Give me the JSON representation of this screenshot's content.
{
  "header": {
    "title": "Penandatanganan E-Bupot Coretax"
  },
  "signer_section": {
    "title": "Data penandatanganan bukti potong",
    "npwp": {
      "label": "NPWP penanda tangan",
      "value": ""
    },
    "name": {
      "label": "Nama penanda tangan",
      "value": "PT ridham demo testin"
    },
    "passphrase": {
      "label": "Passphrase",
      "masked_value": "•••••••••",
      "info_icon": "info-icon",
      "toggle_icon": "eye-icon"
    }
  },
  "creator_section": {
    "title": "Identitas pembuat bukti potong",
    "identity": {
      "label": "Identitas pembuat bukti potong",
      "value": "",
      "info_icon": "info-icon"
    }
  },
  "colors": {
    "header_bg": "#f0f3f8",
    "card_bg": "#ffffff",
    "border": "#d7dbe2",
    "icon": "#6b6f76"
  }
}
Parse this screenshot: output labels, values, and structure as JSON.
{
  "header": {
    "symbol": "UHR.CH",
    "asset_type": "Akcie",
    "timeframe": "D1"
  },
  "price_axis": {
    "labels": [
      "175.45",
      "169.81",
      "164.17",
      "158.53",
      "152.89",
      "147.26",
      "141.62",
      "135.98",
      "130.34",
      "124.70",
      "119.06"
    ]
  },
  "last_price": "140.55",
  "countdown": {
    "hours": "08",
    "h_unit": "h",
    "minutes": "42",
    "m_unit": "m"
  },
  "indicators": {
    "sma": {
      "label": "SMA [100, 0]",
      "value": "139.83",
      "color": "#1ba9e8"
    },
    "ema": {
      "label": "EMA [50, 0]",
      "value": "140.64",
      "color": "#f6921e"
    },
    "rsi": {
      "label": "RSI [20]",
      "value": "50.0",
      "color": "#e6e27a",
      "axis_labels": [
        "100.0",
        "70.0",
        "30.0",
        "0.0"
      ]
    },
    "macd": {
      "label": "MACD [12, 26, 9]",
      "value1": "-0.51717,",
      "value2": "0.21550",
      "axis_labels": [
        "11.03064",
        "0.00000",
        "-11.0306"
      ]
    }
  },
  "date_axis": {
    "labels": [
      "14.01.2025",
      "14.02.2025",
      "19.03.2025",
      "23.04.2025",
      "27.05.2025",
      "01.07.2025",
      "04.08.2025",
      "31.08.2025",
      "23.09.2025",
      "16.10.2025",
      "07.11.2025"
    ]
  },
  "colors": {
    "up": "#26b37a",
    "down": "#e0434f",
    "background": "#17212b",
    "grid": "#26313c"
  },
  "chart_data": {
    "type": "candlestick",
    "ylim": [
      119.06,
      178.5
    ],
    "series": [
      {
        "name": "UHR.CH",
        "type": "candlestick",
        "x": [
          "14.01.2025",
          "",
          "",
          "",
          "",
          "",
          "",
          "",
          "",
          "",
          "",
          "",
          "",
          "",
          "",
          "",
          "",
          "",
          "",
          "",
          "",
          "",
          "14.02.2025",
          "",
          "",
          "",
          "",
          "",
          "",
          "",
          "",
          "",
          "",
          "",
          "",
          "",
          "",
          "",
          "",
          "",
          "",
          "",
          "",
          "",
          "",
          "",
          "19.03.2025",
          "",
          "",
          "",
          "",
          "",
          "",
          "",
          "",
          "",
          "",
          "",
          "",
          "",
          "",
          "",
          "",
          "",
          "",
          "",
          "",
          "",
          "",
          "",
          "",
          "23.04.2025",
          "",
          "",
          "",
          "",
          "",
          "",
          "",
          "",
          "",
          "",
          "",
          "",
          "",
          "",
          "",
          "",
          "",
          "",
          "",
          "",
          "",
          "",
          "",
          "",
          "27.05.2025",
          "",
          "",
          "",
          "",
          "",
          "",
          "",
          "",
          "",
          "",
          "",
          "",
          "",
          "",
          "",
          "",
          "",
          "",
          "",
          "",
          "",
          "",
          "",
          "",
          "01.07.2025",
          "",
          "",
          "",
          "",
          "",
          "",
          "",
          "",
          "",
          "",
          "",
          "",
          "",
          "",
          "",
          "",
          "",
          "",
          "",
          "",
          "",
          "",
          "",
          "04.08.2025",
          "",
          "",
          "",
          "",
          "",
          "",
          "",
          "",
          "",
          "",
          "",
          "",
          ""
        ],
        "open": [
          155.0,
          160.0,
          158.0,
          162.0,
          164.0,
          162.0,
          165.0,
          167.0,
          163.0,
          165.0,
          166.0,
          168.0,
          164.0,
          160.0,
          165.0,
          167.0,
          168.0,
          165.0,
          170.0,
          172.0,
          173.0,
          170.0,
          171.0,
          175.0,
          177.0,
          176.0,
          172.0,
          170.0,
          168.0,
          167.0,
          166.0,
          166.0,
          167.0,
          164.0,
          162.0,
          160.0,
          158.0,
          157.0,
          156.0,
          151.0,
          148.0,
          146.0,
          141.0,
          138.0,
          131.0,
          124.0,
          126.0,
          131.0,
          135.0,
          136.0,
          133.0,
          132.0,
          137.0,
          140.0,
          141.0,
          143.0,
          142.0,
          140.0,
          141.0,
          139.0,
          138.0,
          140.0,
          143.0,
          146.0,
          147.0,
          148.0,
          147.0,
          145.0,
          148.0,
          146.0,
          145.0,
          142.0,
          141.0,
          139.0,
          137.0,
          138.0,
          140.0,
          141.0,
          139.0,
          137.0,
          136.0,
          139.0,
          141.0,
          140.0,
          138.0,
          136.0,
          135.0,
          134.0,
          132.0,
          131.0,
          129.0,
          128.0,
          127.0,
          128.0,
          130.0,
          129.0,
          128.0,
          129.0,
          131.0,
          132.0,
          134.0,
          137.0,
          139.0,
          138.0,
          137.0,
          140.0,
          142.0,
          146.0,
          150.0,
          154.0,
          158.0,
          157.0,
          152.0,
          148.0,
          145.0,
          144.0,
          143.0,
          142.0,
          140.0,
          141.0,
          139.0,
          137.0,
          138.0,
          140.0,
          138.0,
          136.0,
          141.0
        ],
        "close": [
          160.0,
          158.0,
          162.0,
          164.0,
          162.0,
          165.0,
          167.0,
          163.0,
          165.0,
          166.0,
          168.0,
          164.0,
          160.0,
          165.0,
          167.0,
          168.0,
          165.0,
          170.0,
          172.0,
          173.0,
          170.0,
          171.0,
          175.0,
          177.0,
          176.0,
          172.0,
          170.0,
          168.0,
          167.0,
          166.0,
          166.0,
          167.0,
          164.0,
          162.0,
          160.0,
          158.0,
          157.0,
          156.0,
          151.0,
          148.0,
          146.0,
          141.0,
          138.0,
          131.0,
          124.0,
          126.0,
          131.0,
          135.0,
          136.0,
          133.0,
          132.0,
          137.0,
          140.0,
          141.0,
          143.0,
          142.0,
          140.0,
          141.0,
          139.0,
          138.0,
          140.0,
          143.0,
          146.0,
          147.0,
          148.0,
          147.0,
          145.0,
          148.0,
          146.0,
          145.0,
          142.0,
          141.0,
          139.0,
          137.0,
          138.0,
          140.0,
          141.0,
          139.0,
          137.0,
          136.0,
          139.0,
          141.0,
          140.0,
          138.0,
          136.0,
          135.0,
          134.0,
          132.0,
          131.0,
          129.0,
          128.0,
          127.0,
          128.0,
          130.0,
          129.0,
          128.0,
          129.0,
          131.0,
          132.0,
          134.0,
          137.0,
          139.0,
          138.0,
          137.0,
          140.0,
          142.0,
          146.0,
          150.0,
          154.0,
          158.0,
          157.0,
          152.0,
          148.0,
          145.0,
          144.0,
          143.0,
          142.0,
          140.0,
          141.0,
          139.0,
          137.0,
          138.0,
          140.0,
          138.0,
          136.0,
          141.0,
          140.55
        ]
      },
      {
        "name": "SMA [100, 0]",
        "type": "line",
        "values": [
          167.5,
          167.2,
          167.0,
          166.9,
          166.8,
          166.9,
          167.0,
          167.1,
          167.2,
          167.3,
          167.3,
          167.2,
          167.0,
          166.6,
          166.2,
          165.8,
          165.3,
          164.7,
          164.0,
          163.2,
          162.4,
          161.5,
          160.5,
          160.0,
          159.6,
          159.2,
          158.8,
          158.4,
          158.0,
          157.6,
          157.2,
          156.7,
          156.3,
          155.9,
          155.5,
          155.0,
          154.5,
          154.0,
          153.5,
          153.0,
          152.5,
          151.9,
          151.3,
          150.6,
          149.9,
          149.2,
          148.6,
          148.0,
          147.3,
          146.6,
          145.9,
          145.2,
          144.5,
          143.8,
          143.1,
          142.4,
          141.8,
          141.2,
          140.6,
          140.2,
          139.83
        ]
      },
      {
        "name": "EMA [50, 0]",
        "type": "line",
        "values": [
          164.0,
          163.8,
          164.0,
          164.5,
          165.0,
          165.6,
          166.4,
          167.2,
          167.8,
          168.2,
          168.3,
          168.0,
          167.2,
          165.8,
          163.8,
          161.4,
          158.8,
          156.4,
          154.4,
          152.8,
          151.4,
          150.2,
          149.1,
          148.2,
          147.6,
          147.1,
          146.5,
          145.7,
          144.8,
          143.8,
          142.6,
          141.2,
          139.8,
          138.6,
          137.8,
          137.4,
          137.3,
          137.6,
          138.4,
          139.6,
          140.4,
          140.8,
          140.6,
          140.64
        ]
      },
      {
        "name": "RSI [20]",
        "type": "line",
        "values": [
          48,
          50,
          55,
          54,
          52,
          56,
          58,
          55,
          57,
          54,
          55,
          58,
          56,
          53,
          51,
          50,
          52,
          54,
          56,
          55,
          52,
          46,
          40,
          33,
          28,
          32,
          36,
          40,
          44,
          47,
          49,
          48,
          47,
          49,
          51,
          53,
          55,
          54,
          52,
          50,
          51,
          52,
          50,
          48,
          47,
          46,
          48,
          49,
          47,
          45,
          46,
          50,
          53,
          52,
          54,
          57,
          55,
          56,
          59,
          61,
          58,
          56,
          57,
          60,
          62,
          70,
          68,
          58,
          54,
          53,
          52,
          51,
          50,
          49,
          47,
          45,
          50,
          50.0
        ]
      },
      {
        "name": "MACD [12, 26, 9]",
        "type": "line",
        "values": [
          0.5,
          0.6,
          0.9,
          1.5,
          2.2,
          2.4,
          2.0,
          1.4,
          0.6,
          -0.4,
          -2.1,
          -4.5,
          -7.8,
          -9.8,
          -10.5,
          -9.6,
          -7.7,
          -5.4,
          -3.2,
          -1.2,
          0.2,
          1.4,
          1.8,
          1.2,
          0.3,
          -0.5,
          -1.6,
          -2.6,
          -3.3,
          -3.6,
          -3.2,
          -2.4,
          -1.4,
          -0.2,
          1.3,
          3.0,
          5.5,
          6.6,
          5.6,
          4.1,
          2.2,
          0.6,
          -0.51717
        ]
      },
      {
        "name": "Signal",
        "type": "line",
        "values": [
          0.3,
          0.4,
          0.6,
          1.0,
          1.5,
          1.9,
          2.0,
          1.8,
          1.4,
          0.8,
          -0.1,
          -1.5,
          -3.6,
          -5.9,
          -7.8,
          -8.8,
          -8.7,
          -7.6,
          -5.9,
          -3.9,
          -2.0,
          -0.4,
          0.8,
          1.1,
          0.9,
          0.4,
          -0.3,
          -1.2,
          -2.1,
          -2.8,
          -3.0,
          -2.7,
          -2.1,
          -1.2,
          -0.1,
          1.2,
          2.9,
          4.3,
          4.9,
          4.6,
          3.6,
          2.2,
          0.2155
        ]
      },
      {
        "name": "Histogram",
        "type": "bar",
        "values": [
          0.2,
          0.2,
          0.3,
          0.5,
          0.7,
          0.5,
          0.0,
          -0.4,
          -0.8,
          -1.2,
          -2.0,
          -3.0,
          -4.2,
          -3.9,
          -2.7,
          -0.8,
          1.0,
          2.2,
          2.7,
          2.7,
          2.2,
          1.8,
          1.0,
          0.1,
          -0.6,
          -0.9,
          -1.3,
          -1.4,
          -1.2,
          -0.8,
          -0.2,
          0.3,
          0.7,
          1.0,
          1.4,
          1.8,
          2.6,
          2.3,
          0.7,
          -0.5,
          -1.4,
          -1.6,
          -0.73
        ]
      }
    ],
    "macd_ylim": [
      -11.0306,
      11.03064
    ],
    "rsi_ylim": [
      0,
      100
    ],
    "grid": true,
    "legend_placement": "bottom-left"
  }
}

- - - - - - -

◆ **Your task**
Every line in the data that holds "candlestick" should be copied out.

◆ **Answer to this problem**
    "type": "candlestick",
        "type": "candlestick",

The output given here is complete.